(Given problem): Scan the material and copy every line in which "title" appears.

========================================================================

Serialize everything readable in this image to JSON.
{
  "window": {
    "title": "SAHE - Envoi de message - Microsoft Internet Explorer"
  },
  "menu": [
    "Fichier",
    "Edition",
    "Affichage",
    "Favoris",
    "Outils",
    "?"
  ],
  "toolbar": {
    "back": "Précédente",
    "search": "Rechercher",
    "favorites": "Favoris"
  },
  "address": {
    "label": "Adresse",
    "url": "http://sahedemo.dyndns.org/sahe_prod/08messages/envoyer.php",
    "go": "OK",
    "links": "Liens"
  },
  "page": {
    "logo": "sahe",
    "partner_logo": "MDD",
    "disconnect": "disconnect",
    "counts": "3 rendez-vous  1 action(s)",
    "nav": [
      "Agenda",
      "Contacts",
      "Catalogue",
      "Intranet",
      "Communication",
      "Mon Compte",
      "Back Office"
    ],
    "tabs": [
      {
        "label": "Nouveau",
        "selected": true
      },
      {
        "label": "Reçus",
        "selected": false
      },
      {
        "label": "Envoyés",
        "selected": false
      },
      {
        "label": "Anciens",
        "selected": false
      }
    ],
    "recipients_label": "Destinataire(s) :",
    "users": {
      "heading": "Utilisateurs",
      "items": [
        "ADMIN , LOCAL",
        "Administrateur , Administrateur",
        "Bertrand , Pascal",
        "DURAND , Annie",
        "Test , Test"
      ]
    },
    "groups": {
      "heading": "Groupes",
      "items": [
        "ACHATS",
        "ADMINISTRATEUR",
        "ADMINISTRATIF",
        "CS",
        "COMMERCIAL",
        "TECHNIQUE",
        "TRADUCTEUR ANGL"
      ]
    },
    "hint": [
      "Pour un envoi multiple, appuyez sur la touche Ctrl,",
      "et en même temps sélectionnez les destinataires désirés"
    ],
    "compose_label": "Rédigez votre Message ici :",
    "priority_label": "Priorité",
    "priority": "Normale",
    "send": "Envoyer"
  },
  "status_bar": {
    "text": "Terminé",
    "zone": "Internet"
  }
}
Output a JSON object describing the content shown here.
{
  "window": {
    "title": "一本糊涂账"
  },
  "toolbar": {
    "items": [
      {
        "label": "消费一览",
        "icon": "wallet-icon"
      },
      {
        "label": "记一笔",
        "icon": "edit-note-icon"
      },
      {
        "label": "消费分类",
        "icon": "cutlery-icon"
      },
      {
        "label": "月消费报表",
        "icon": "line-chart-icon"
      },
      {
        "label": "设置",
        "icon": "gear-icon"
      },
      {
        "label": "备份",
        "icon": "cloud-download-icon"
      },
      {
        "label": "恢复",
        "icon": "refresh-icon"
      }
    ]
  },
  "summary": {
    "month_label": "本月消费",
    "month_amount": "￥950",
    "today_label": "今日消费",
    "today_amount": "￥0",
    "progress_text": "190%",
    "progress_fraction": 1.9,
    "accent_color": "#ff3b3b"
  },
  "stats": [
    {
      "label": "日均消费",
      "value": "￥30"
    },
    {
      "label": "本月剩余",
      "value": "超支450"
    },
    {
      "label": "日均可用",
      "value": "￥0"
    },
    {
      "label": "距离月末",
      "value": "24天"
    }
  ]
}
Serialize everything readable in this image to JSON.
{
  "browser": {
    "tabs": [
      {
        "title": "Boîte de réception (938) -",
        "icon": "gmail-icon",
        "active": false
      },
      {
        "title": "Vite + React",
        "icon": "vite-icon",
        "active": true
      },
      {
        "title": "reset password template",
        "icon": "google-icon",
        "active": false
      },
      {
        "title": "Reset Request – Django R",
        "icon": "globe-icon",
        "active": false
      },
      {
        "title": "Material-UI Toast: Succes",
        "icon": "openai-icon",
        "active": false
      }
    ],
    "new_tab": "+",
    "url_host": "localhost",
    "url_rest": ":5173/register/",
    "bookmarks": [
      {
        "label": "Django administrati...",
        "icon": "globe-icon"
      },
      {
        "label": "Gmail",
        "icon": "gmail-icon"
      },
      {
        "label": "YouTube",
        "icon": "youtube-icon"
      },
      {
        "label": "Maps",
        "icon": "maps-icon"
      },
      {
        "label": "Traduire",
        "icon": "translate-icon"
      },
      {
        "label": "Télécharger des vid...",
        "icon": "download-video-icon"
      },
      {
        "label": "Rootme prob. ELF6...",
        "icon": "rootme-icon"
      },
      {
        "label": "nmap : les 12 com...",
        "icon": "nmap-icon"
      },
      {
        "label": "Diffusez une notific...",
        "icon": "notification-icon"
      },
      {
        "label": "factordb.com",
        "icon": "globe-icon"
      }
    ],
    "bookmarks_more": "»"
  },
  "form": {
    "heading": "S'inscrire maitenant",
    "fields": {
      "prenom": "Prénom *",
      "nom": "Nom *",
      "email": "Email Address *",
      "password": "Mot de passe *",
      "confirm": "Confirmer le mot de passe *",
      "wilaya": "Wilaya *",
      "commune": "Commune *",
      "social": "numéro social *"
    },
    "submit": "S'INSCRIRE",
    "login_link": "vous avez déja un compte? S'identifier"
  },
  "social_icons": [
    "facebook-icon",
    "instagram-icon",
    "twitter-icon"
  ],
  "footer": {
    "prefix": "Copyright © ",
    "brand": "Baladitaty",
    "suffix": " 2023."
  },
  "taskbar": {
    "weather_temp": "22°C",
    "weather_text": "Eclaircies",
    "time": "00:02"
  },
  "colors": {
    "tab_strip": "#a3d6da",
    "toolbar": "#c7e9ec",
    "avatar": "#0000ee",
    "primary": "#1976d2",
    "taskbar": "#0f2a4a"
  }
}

========================================================================

(Complete output):
    "title": "SAHE - Envoi de message - Microsoft Internet Explorer"
    "title": "一本糊涂账"
        "title": "Boîte de réception (938) -",
        "title": "Vite + React",
        "title": "reset password template",
        "title": "Reset Request – Django R",
        "title": "Material-UI Toast: Succes",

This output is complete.